>> begin RECORDED DATA
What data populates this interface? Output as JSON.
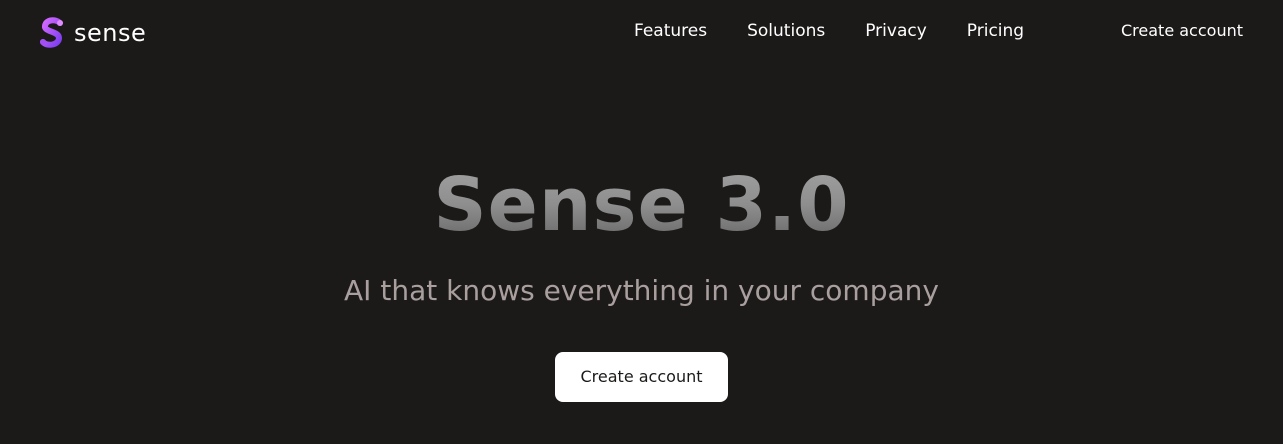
{
  "brand": {
    "name": "sense",
    "logo_icon": "sense-s-logo-icon",
    "logo_gradient": [
      "#c45cf0",
      "#7b3ff2"
    ]
  },
  "nav": {
    "links": [
      {
        "label": "Features"
      },
      {
        "label": "Solutions"
      },
      {
        "label": "Privacy"
      },
      {
        "label": "Pricing"
      }
    ],
    "cta_label": "Create account"
  },
  "hero": {
    "title": "Sense 3.0",
    "subtitle": "AI that knows everything in your company",
    "button_label": "Create account"
  },
  "colors": {
    "background": "#1c1a19",
    "text": "#ffffff",
    "subtitle": "#a89f9e",
    "button_bg": "#ffffff",
    "button_text": "#1c1a19"
  }
}
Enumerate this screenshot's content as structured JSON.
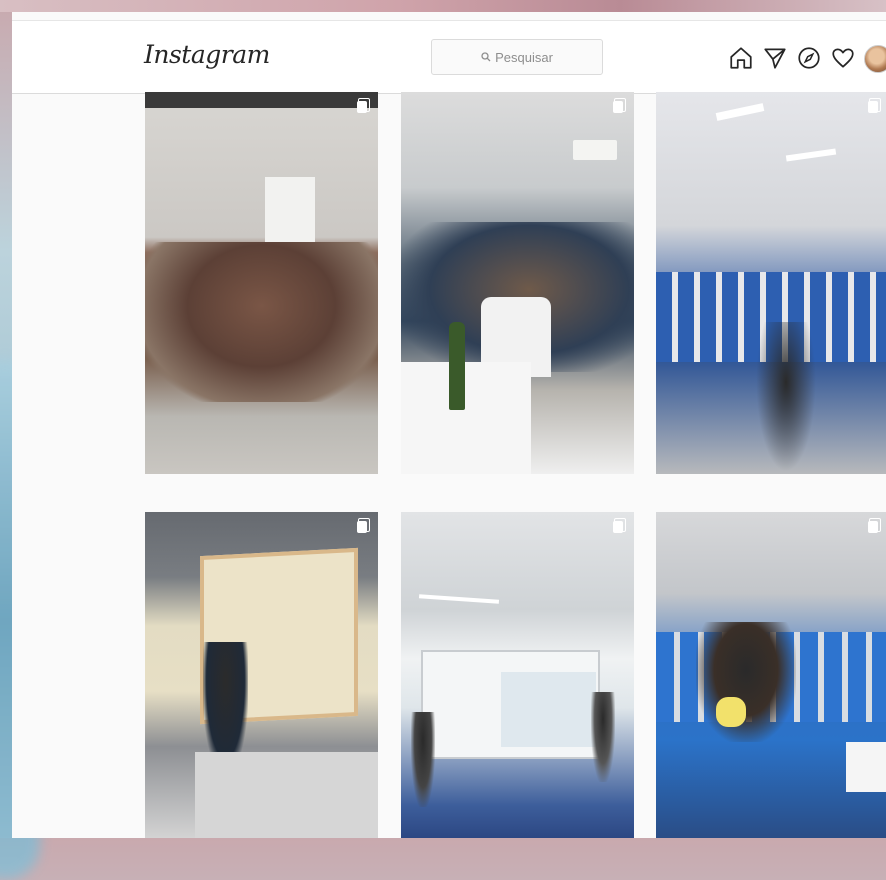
{
  "app": {
    "logo_text": "Instagram"
  },
  "search": {
    "placeholder": "Pesquisar"
  },
  "nav": {
    "icons": [
      "home-icon",
      "direct-message-icon",
      "explore-icon",
      "activity-heart-icon",
      "profile-avatar"
    ]
  },
  "posts": [
    {
      "id": 1,
      "multi": true
    },
    {
      "id": 2,
      "multi": true
    },
    {
      "id": 3,
      "multi": true
    },
    {
      "id": 4,
      "multi": true
    },
    {
      "id": 5,
      "multi": true
    },
    {
      "id": 6,
      "multi": true
    }
  ],
  "colors": {
    "text": "#262626",
    "muted": "#8e8e8e",
    "border": "#dbdbdb",
    "bg": "#fafafa"
  }
}
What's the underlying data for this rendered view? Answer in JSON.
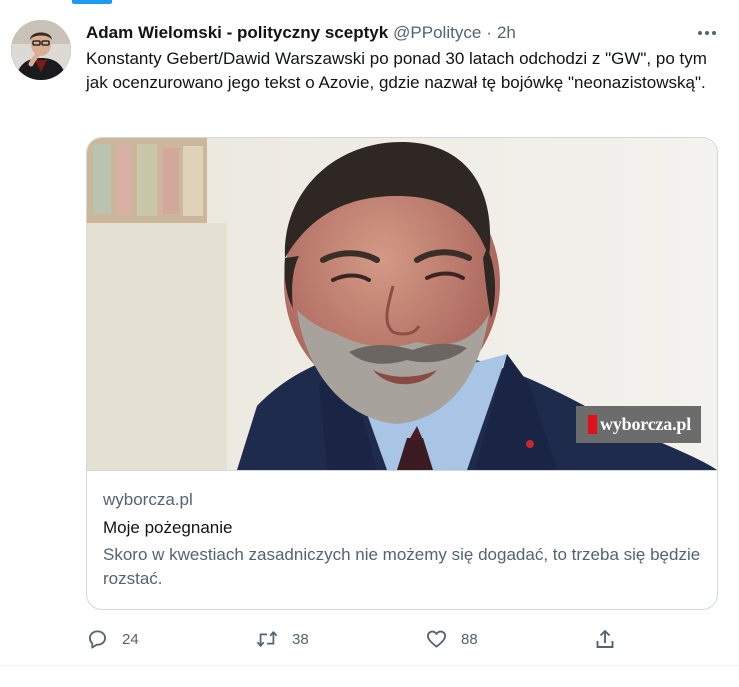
{
  "tweet": {
    "display_name": "Adam Wielomski - polityczny sceptyk",
    "handle": "@PPolityce",
    "separator": "·",
    "time": "2h",
    "text": "Konstanty Gebert/Dawid Warszawski po ponad 30 latach odchodzi z \"GW\", po tym jak ocenzurowano jego tekst o Azovie, gdzie nazwał tę bojówkę \"neonazistowską\"."
  },
  "card": {
    "domain": "wyborcza.pl",
    "title": "Moje pożegnanie",
    "description": "Skoro w kwestiach zasadniczych nie możemy się dogadać, to trzeba się będzie rozstać.",
    "watermark": "wyborcza.pl",
    "watermark_color": "#e2101a"
  },
  "actions": {
    "reply_count": "24",
    "retweet_count": "38",
    "like_count": "88"
  },
  "icons": {
    "more": "more-icon",
    "reply": "reply-icon",
    "retweet": "retweet-icon",
    "like": "heart-icon",
    "share": "share-icon"
  },
  "colors": {
    "accent": "#1d9bf0",
    "text": "#0f1419",
    "secondary": "#536471",
    "border": "#cfd9de"
  }
}
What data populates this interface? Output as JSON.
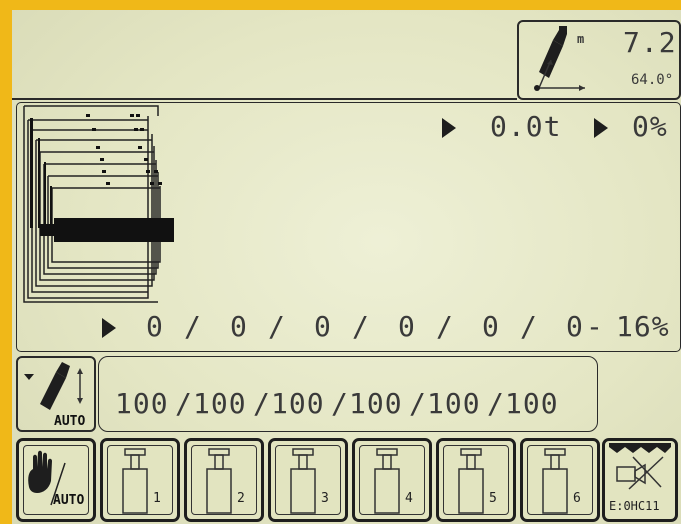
{
  "boom": {
    "icon": "crane-boom-angle-icon",
    "unit_label": "m",
    "length_value": "7.2",
    "angle_value": "64.0°"
  },
  "load": {
    "load_value": "0.0t",
    "percent_value": "0%"
  },
  "sections": {
    "values": [
      "0",
      "0",
      "0",
      "0",
      "0",
      "0"
    ],
    "separators": [
      "/",
      "/",
      "/",
      "/",
      "/"
    ],
    "dash": "-",
    "total_percent": "16%"
  },
  "telescoping": {
    "icon": "boom-extend-auto-icon",
    "mode_label": "AUTO",
    "values": [
      "100",
      "100",
      "100",
      "100",
      "100",
      "100"
    ],
    "separators": [
      "/",
      "/",
      "/",
      "/",
      "/"
    ]
  },
  "softkeys": {
    "manual_auto": {
      "icon": "hand-auto-icon",
      "label": "AUTO"
    },
    "cylinders": [
      {
        "icon": "cylinder-icon",
        "label": "1"
      },
      {
        "icon": "cylinder-icon",
        "label": "2"
      },
      {
        "icon": "cylinder-icon",
        "label": "3"
      },
      {
        "icon": "cylinder-icon",
        "label": "4"
      },
      {
        "icon": "cylinder-icon",
        "label": "5"
      },
      {
        "icon": "cylinder-icon",
        "label": "6"
      }
    ],
    "error": {
      "icon": "error-x-icon",
      "code": "E:0HC11"
    }
  },
  "colors": {
    "lcd": "#e4e6c4",
    "ink": "#222222",
    "bezel": "#f0b818"
  }
}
>> end RECORDED DATA
### WHAT YOU WILL DO
Retype everything in the material word for word, minus pictures.

### THE OUTPUT
What data populates this interface? Output as JSON.
{
  "brand": {
    "name": "sense",
    "logo_icon": "sense-s-logo-icon",
    "logo_gradient": [
      "#c45cf0",
      "#7b3ff2"
    ]
  },
  "nav": {
    "links": [
      {
        "label": "Features"
      },
      {
        "label": "Solutions"
      },
      {
        "label": "Privacy"
      },
      {
        "label": "Pricing"
      }
    ],
    "cta_label": "Create account"
  },
  "hero": {
    "title": "Sense 3.0",
    "subtitle": "AI that knows everything in your company",
    "button_label": "Create account"
  },
  "colors": {
    "background": "#1c1a19",
    "text": "#ffffff",
    "subtitle": "#a89f9e",
    "button_bg": "#ffffff",
    "button_text": "#1c1a19"
  }
}
Enumerate this screenshot's content as structured JSON.
{
  "app": {
    "logo_text": "Instagram"
  },
  "search": {
    "placeholder": "Pesquisar"
  },
  "nav": {
    "icons": [
      "home-icon",
      "direct-message-icon",
      "explore-icon",
      "activity-heart-icon",
      "profile-avatar"
    ]
  },
  "posts": [
    {
      "id": 1,
      "multi": true
    },
    {
      "id": 2,
      "multi": true
    },
    {
      "id": 3,
      "multi": true
    },
    {
      "id": 4,
      "multi": true
    },
    {
      "id": 5,
      "multi": true
    },
    {
      "id": 6,
      "multi": true
    }
  ],
  "colors": {
    "text": "#262626",
    "muted": "#8e8e8e",
    "border": "#dbdbdb",
    "bg": "#fafafa"
  }
}
What's the underlying data for this rendered view? Answer in JSON.
{
  "tweet": {
    "display_name": "Adam Wielomski - polityczny sceptyk",
    "handle": "@PPolityce",
    "separator": "·",
    "time": "2h",
    "text": "Konstanty Gebert/Dawid Warszawski po ponad 30 latach odchodzi z \"GW\", po tym jak ocenzurowano jego tekst o Azovie, gdzie nazwał tę bojówkę \"neonazistowską\"."
  },
  "card": {
    "domain": "wyborcza.pl",
    "title": "Moje pożegnanie",
    "description": "Skoro w kwestiach zasadniczych nie możemy się dogadać, to trzeba się będzie rozstać.",
    "watermark": "wyborcza.pl",
    "watermark_color": "#e2101a"
  },
  "actions": {
    "reply_count": "24",
    "retweet_count": "38",
    "like_count": "88"
  },
  "icons": {
    "more": "more-icon",
    "reply": "reply-icon",
    "retweet": "retweet-icon",
    "like": "heart-icon",
    "share": "share-icon"
  },
  "colors": {
    "accent": "#1d9bf0",
    "text": "#0f1419",
    "secondary": "#536471",
    "border": "#cfd9de"
  }
}
What data populates this interface? Output as JSON.
{
  "boom": {
    "icon": "crane-boom-angle-icon",
    "unit_label": "m",
    "length_value": "7.2",
    "angle_value": "64.0°"
  },
  "load": {
    "load_value": "0.0t",
    "percent_value": "0%"
  },
  "sections": {
    "values": [
      "0",
      "0",
      "0",
      "0",
      "0",
      "0"
    ],
    "separators": [
      "/",
      "/",
      "/",
      "/",
      "/"
    ],
    "dash": "-",
    "total_percent": "16%"
  },
  "telescoping": {
    "icon": "boom-extend-auto-icon",
    "mode_label": "AUTO",
    "values": [
      "100",
      "100",
      "100",
      "100",
      "100",
      "100"
    ],
    "separators": [
      "/",
      "/",
      "/",
      "/",
      "/"
    ]
  },
  "softkeys": {
    "manual_auto": {
      "icon": "hand-auto-icon",
      "label": "AUTO"
    },
    "cylinders": [
      {
        "icon": "cylinder-icon",
        "label": "1"
      },
      {
        "icon": "cylinder-icon",
        "label": "2"
      },
      {
        "icon": "cylinder-icon",
        "label": "3"
      },
      {
        "icon": "cylinder-icon",
        "label": "4"
      },
      {
        "icon": "cylinder-icon",
        "label": "5"
      },
      {
        "icon": "cylinder-icon",
        "label": "6"
      }
    ],
    "error": {
      "icon": "error-x-icon",
      "code": "E:0HC11"
    }
  },
  "colors": {
    "lcd": "#e4e6c4",
    "ink": "#222222",
    "bezel": "#f0b818"
  }
}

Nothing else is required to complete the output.